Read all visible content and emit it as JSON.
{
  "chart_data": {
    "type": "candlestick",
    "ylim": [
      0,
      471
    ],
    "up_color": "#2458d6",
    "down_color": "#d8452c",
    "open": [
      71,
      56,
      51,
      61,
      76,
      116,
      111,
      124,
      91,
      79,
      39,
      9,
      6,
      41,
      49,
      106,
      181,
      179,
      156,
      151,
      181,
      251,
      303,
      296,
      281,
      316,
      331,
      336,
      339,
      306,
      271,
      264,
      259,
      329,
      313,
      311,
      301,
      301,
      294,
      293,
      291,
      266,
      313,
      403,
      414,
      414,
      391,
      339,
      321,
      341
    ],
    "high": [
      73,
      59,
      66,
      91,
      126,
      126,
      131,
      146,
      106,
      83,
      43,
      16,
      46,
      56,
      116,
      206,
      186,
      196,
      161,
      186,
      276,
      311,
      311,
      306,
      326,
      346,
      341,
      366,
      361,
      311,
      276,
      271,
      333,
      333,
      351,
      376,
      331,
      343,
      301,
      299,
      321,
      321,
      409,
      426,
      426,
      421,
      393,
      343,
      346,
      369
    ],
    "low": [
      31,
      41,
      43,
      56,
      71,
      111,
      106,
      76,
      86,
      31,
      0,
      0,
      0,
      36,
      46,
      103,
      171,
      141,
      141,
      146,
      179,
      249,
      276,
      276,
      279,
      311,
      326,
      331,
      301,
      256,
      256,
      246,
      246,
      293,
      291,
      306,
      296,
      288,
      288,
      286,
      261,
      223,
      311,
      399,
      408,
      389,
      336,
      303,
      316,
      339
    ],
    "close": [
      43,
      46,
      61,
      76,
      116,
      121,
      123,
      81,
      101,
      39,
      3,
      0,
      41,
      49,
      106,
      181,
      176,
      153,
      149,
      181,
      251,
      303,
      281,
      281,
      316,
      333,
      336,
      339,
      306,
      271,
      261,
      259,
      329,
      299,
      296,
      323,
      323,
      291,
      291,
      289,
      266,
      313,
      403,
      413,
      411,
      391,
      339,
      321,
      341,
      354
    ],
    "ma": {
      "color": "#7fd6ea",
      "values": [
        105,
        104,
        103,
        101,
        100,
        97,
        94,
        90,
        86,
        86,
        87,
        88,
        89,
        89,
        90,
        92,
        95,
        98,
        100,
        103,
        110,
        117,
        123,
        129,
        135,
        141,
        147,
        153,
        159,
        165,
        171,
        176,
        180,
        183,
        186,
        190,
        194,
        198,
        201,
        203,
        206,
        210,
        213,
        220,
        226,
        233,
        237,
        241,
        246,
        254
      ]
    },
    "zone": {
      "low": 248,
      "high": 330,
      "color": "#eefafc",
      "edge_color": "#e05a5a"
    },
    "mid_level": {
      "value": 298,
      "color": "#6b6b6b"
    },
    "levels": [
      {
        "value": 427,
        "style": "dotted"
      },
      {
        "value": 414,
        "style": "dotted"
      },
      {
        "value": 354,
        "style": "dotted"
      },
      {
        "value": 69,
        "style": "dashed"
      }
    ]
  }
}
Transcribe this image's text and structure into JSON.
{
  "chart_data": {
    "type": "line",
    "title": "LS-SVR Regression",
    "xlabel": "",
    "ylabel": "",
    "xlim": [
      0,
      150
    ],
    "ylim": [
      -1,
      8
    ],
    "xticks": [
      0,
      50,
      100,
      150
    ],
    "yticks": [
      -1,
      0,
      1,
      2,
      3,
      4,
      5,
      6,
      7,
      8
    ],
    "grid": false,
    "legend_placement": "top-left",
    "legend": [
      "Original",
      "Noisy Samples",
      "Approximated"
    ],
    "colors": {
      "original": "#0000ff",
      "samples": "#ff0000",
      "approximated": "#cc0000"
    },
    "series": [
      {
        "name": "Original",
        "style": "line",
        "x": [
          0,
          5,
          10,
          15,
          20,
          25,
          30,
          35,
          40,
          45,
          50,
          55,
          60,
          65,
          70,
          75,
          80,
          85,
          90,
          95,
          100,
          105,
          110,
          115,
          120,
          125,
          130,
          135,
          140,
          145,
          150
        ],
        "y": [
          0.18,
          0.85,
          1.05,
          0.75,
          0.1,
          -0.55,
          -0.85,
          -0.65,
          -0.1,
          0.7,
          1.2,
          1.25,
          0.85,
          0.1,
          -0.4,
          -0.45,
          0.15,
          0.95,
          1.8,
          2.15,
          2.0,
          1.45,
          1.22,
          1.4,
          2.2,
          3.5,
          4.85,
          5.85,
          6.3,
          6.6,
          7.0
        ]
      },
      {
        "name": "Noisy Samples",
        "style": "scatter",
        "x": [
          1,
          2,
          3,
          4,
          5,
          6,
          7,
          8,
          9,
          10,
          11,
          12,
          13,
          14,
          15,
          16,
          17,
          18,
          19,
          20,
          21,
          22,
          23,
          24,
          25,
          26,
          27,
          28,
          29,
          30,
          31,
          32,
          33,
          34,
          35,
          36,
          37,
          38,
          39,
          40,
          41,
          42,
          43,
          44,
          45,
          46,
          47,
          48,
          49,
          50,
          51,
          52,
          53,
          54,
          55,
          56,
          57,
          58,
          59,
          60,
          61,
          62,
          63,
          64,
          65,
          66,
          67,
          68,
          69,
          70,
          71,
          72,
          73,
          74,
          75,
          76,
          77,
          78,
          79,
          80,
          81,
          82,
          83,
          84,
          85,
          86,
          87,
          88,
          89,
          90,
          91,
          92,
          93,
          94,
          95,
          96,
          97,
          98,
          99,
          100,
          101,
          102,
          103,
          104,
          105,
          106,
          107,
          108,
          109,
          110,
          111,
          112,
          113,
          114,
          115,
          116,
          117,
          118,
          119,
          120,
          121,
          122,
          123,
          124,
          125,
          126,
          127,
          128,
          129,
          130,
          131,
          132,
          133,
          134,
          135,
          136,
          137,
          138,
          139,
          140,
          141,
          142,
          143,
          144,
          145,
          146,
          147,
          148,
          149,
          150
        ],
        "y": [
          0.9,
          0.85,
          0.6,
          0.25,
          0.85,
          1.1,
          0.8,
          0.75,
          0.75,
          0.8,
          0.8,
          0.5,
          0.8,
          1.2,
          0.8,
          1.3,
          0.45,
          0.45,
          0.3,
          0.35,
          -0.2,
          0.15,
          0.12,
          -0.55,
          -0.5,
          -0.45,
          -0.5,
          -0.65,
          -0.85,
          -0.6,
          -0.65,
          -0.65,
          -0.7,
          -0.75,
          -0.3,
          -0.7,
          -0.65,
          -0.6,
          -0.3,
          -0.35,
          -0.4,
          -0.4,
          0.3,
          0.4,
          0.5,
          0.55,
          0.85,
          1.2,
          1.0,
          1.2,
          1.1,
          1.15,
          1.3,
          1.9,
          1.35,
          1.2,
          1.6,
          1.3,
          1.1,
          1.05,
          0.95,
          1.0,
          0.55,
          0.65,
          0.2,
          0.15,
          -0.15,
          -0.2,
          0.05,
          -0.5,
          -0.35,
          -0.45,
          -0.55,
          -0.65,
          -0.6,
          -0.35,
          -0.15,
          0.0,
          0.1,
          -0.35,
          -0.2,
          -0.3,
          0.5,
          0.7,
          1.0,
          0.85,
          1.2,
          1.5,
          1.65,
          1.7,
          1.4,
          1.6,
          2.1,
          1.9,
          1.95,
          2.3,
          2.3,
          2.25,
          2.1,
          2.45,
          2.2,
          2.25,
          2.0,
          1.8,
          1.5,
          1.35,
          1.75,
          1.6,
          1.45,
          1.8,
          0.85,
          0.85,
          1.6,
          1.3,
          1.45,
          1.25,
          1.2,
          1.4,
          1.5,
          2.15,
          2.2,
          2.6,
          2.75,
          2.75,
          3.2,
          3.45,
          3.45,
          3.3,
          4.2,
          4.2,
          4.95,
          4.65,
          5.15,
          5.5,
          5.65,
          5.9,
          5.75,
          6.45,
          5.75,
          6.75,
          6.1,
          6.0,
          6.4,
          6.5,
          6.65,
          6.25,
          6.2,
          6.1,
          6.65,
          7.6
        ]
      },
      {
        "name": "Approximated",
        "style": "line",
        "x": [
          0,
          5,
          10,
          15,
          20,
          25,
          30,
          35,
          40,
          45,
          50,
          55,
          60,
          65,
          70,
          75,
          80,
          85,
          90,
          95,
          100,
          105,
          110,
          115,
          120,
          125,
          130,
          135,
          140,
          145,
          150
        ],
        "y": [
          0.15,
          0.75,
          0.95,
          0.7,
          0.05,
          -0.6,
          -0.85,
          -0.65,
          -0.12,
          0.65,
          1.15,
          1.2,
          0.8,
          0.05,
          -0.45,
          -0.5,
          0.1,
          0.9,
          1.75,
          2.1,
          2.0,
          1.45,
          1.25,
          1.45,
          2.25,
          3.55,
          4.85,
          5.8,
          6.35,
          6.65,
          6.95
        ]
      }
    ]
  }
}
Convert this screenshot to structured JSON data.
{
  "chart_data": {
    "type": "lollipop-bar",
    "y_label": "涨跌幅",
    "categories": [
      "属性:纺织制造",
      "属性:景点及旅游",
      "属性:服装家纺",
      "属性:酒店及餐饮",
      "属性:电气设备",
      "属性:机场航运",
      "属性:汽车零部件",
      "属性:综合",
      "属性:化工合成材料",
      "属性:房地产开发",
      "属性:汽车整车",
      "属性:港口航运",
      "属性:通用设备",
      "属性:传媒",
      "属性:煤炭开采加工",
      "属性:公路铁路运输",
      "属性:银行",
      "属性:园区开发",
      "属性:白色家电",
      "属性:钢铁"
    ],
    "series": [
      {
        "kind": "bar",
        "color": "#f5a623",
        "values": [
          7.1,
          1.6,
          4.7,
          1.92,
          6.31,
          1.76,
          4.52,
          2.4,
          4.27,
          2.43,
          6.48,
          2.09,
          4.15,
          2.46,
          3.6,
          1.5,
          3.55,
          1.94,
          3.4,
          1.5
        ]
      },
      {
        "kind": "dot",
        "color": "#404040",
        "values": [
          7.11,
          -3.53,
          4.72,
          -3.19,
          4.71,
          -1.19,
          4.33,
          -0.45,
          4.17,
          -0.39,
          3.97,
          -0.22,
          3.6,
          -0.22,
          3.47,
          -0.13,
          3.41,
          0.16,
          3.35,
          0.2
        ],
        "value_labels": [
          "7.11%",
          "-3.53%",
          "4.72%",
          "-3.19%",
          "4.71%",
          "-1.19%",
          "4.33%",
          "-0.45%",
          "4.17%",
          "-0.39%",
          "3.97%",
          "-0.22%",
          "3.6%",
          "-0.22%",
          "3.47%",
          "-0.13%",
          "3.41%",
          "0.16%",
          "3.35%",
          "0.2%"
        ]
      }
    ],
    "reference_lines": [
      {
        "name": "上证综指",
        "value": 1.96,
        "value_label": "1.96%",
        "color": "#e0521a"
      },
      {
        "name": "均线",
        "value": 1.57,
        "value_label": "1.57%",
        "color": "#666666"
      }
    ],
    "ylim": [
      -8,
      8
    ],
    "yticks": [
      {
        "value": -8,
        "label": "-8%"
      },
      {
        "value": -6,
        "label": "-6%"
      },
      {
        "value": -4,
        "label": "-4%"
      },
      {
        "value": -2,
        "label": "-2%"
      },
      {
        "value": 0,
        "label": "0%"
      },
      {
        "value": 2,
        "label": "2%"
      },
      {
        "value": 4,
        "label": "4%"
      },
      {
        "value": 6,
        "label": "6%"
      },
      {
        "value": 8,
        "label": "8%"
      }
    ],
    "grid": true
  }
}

→ **The request**: List every line above that holds the word "JSON".

→ **The output**:
Read all visible content and emit it as JSON.
Transcribe this image's text and structure into JSON.
Convert this screenshot to structured JSON data.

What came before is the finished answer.